◆ TASK STATEMENT: In the material below, identify each line bearing the word "this". Reproduce those lines.
++++++++
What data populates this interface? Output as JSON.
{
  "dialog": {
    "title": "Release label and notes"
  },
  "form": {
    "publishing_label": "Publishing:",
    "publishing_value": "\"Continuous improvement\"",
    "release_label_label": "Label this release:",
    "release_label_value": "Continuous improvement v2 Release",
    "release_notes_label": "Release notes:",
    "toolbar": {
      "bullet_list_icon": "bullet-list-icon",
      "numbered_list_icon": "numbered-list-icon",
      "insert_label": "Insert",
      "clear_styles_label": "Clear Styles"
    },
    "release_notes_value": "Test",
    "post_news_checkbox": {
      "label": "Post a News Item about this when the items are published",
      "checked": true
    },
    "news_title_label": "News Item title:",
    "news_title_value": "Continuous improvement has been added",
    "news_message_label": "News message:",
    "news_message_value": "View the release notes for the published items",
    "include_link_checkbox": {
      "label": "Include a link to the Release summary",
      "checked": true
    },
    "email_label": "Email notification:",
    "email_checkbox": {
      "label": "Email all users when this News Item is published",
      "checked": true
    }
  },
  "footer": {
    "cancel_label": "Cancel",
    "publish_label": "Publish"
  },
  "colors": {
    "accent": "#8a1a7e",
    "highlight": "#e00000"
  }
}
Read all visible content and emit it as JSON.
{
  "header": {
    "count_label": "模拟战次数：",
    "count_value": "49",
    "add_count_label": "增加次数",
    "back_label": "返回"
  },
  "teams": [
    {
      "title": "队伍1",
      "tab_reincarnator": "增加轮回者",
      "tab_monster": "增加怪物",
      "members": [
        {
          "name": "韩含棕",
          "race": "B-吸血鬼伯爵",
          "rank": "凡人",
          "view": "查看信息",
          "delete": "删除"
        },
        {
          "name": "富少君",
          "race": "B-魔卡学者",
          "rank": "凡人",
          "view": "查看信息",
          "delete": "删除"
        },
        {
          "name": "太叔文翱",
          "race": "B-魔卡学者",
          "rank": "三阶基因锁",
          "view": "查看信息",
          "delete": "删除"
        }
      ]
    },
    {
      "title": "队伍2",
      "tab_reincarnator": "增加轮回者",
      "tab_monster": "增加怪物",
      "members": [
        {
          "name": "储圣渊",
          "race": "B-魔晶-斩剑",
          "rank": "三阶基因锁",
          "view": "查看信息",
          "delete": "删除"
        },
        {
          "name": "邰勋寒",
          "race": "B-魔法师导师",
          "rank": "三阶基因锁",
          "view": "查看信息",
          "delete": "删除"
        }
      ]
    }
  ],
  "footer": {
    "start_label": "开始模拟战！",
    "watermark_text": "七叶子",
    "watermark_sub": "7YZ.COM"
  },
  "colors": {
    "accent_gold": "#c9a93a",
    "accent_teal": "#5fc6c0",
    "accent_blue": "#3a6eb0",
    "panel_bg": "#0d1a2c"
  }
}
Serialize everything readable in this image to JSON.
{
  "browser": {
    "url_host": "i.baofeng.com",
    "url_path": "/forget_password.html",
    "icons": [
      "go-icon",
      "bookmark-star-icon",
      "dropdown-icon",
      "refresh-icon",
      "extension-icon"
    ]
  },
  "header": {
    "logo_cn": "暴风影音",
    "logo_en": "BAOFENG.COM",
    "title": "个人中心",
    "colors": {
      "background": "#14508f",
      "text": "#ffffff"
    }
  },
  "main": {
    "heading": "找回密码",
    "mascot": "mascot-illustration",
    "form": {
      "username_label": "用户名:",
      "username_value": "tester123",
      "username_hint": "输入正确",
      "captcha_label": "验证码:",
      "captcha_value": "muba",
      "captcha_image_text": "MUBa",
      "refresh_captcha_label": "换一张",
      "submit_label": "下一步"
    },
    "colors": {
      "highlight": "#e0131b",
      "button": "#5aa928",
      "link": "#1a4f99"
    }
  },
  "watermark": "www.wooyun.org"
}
++++++++
◆ ANSWER FOR THE TASK:
What data populates this interface? Output as JSON.
    "release_label_label": "Label this release:",
      "label": "Post a News Item about this when the items are published",
      "label": "Email all users when this News Item is published",
Serialize everything readable in this image to JSON.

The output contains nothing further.